Document section —
Oral Presentation World Lake Conference 2025

Lakes Shinji and Nakaumi are two interconnected estuarine water bodies located in the western part of Japan, forming an important brackish water system. Their surface areas are 79.1 km² and 86.2 km², with mean depths of 4.5 m and 5.4 m, respectively. While Lake Shinji is characterized by relatively low salinity (approximately 3 psu) due to its limited connection to the sea, Lake Nakaumi exhibits higher salinity (approximately 15 psu) as it is directly influenced by seawater inflow from the sea. The salinity balance between these two lakes plays a crucial role in sustaining their unique ecosystems, particularly the commercially and ecologically valuable clam (Corbicula japonica), which thrives in the low-salinity environment of Lake Shinji.

However, over the past 30 years, sea levels have risen by more than 20 cm, leading to increased salinity in both lakes. This trend is expected to continue, potentially altering aquatic habitats and affecting biodiversity. Rising air temperatures due to climate change are also driving increases in water temperature, which may further impact the physiological functions of aquatic organisms and disrupt seasonal biological cycles.

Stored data
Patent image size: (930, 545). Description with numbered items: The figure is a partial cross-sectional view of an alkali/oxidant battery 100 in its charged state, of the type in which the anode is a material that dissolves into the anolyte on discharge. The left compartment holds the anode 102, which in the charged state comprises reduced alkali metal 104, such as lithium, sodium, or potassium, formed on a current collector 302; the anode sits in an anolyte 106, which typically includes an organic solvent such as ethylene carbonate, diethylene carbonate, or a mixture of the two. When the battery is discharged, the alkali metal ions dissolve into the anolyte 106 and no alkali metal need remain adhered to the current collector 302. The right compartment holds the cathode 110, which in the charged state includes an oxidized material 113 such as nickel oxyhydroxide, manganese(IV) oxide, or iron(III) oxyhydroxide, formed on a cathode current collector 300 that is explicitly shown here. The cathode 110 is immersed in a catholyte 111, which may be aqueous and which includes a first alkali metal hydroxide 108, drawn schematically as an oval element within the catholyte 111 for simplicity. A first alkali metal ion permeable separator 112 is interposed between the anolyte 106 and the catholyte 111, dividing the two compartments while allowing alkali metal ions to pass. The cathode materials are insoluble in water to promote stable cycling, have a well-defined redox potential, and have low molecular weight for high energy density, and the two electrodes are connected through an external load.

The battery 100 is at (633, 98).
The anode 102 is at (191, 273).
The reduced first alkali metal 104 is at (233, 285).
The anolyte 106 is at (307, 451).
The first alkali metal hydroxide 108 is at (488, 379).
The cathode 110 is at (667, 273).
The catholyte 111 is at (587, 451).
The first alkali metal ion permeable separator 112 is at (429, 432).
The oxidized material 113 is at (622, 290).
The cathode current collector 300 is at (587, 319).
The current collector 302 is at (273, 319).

Exercise — From the passage on Lakes Shinji and Nakaumi, list every figure it gives for the two lakes' surface area, mean depth, and salinity, naming the lake each figure belongs to.

Finished task —
- Lake Shinji surface area: 79.1 km²
- Lake Nakaumi surface area: 86.2 km²
- Lake Shinji mean depth: 4.5 m
- Lake Nakaumi mean depth: 5.4 m
- Lake Shinji salinity: approximately 3 psu
- Lake Nakaumi salinity: approximately 15 psu